----- Data supplied

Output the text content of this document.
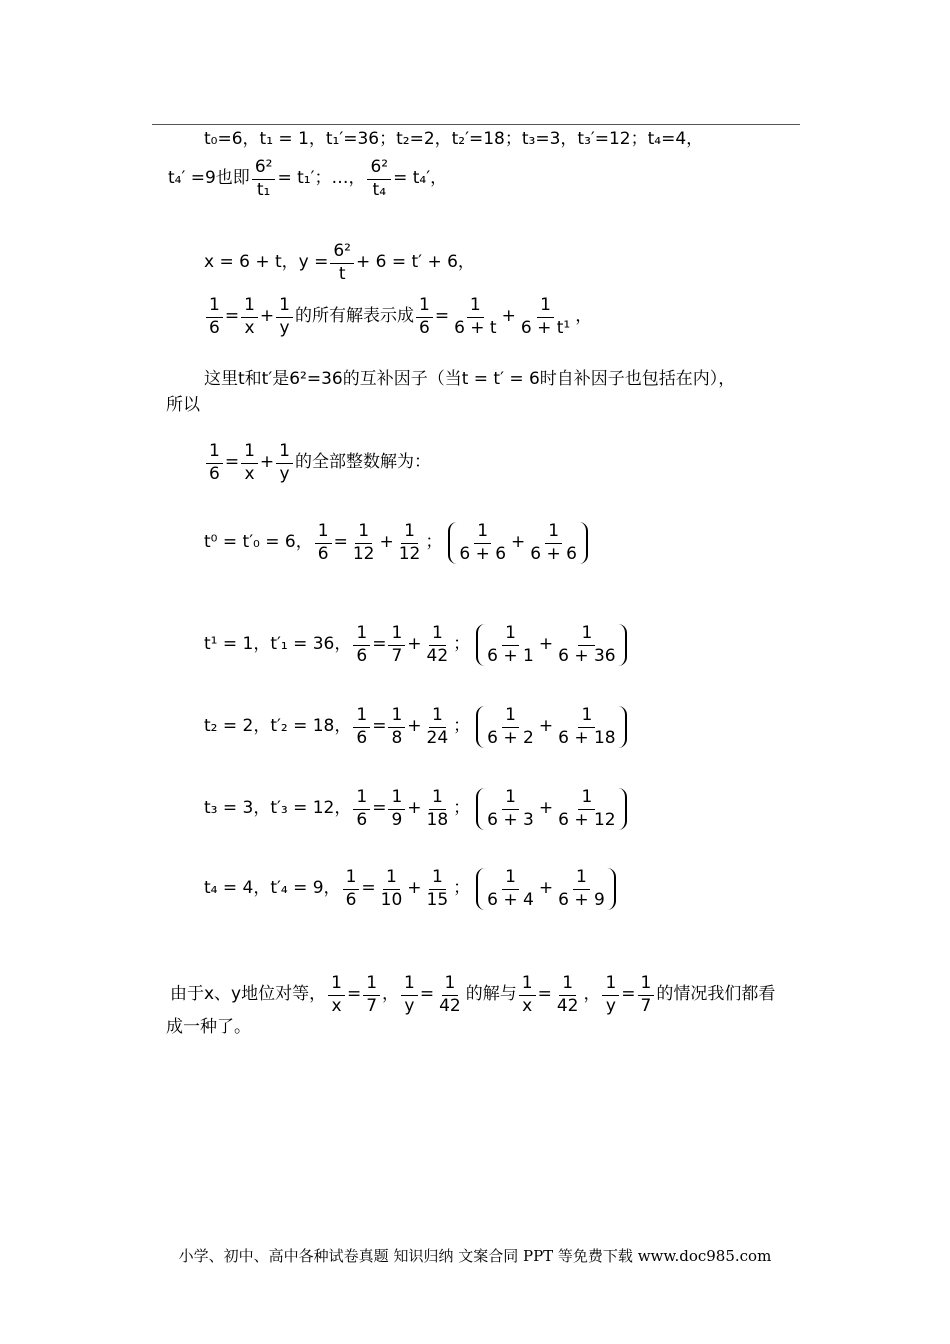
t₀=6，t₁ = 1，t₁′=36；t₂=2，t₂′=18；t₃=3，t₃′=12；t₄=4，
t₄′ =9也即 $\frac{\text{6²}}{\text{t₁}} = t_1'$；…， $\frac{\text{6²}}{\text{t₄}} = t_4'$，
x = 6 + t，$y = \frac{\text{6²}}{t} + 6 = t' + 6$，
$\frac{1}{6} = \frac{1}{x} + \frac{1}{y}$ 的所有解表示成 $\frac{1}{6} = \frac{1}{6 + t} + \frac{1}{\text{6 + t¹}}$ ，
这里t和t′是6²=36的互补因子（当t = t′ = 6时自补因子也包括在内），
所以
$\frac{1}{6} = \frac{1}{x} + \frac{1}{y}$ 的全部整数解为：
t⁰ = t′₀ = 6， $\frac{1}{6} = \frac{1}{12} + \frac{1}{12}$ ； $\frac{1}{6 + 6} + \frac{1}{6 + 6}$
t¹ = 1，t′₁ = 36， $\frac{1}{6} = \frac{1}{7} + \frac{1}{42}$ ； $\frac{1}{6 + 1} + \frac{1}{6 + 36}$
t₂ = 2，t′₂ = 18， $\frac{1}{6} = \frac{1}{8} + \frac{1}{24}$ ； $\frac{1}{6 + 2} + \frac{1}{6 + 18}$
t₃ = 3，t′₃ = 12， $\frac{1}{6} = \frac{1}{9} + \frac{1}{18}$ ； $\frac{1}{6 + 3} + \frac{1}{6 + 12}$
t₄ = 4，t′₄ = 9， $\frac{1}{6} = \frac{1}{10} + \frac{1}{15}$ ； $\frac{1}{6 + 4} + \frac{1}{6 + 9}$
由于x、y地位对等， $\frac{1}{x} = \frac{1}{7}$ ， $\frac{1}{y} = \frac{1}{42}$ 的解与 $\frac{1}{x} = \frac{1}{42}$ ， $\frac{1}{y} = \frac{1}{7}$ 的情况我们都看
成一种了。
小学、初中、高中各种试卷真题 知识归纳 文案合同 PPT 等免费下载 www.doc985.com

----------

## Exercise
Omit every picture, then reproduce the rest of the listing exactly.

## Result for this task
Output the text content of this document.
t₀=6，t₁ = 1，t₁′=36；t₂=2，t₂′=18；t₃=3，t₃′=12；t₄=4，
t₄′ =9也即 $\frac{\text{6²}}{\text{t₁}} = t_1'$；…， $\frac{\text{6²}}{\text{t₄}} = t_4'$，
x = 6 + t，$y = \frac{\text{6²}}{t} + 6 = t' + 6$，
$\frac{1}{6} = \frac{1}{x} + \frac{1}{y}$ 的所有解表示成 $\frac{1}{6} = \frac{1}{6 + t} + \frac{1}{\text{6 + t¹}}$ ，
这里t和t′是6²=36的互补因子（当t = t′ = 6时自补因子也包括在内），
所以
$\frac{1}{6} = \frac{1}{x} + \frac{1}{y}$ 的全部整数解为：
t⁰ = t′₀ = 6， $\frac{1}{6} = \frac{1}{12} + \frac{1}{12}$ ； $\frac{1}{6 + 6} + \frac{1}{6 + 6}$
t¹ = 1，t′₁ = 36， $\frac{1}{6} = \frac{1}{7} + \frac{1}{42}$ ； $\frac{1}{6 + 1} + \frac{1}{6 + 36}$
t₂ = 2，t′₂ = 18， $\frac{1}{6} = \frac{1}{8} + \frac{1}{24}$ ； $\frac{1}{6 + 2} + \frac{1}{6 + 18}$
t₃ = 3，t′₃ = 12， $\frac{1}{6} = \frac{1}{9} + \frac{1}{18}$ ； $\frac{1}{6 + 3} + \frac{1}{6 + 12}$
t₄ = 4，t′₄ = 9， $\frac{1}{6} = \frac{1}{10} + \frac{1}{15}$ ； $\frac{1}{6 + 4} + \frac{1}{6 + 9}$
由于x、y地位对等， $\frac{1}{x} = \frac{1}{7}$ ， $\frac{1}{y} = \frac{1}{42}$ 的解与 $\frac{1}{x} = \frac{1}{42}$ ， $\frac{1}{y} = \frac{1}{7}$ 的情况我们都看
成一种了。
小学、初中、高中各种试卷真题 知识归纳 文案合同 PPT 等免费下载 www.doc985.com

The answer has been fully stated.